** START OF Exercise input **

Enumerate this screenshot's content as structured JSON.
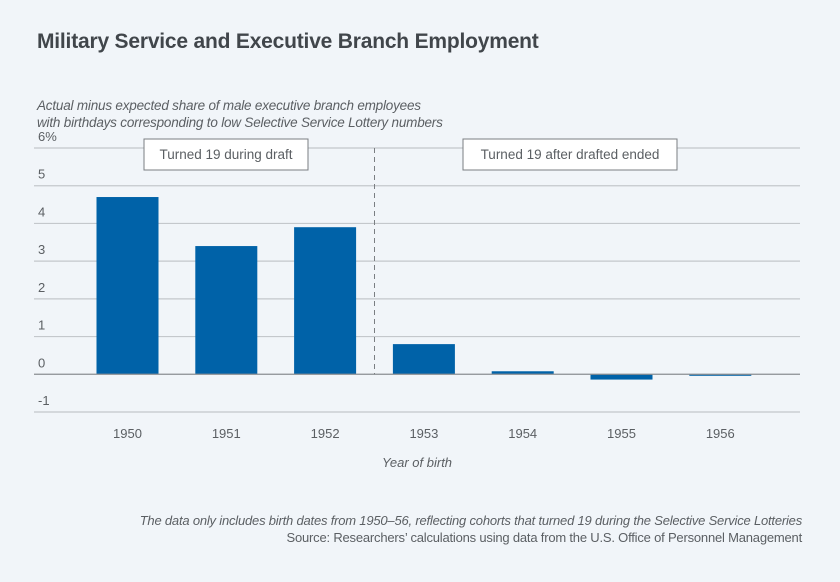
{
  "chart_data": {
    "type": "bar",
    "title": "Military Service and Executive Branch Employment",
    "subtitle_lines": [
      "Actual minus expected share of male executive branch employees",
      "with birthdays corresponding to low Selective Service Lottery numbers"
    ],
    "categories": [
      "1950",
      "1951",
      "1952",
      "1953",
      "1954",
      "1955",
      "1956"
    ],
    "values": [
      4.7,
      3.4,
      3.9,
      0.8,
      0.08,
      -0.14,
      -0.04
    ],
    "xlabel": "Year of birth",
    "ylabel": "",
    "ylim": [
      -1,
      6
    ],
    "yticks": [
      -1,
      0,
      1,
      2,
      3,
      4,
      5,
      6
    ],
    "ytick_labels": [
      "-1",
      "0",
      "1",
      "2",
      "3",
      "4",
      "5",
      "6%"
    ],
    "grid": true,
    "bar_color": "#0062a8",
    "divider": {
      "between": [
        "1952",
        "1953"
      ],
      "style": "dashed"
    },
    "annotations": [
      {
        "text": "Turned 19 during draft",
        "region": "left"
      },
      {
        "text": "Turned 19 after drafted ended",
        "region": "right"
      }
    ],
    "legend": "none"
  },
  "footer": {
    "note": "The data only includes birth dates from 1950–56, reflecting cohorts that turned 19 during the Selective Service Lotteries",
    "source": "Source: Researchers’ calculations using data from the U.S. Office of Personnel Management"
  }
}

** END OF Exercise input **

_Aim of the task_: The records above need to be restated word for word, with the pictures left out.

_The result_:
Enumerate this screenshot's content as structured JSON.
{
  "chart_data": {
    "type": "bar",
    "title": "Military Service and Executive Branch Employment",
    "subtitle_lines": [
      "Actual minus expected share of male executive branch employees",
      "with birthdays corresponding to low Selective Service Lottery numbers"
    ],
    "categories": [
      "1950",
      "1951",
      "1952",
      "1953",
      "1954",
      "1955",
      "1956"
    ],
    "values": [
      4.7,
      3.4,
      3.9,
      0.8,
      0.08,
      -0.14,
      -0.04
    ],
    "xlabel": "Year of birth",
    "ylabel": "",
    "ylim": [
      -1,
      6
    ],
    "yticks": [
      -1,
      0,
      1,
      2,
      3,
      4,
      5,
      6
    ],
    "ytick_labels": [
      "-1",
      "0",
      "1",
      "2",
      "3",
      "4",
      "5",
      "6%"
    ],
    "grid": true,
    "bar_color": "#0062a8",
    "divider": {
      "between": [
        "1952",
        "1953"
      ],
      "style": "dashed"
    },
    "annotations": [
      {
        "text": "Turned 19 during draft",
        "region": "left"
      },
      {
        "text": "Turned 19 after drafted ended",
        "region": "right"
      }
    ],
    "legend": "none"
  },
  "footer": {
    "note": "The data only includes birth dates from 1950–56, reflecting cohorts that turned 19 during the Selective Service Lotteries",
    "source": "Source: Researchers’ calculations using data from the U.S. Office of Personnel Management"
  }
}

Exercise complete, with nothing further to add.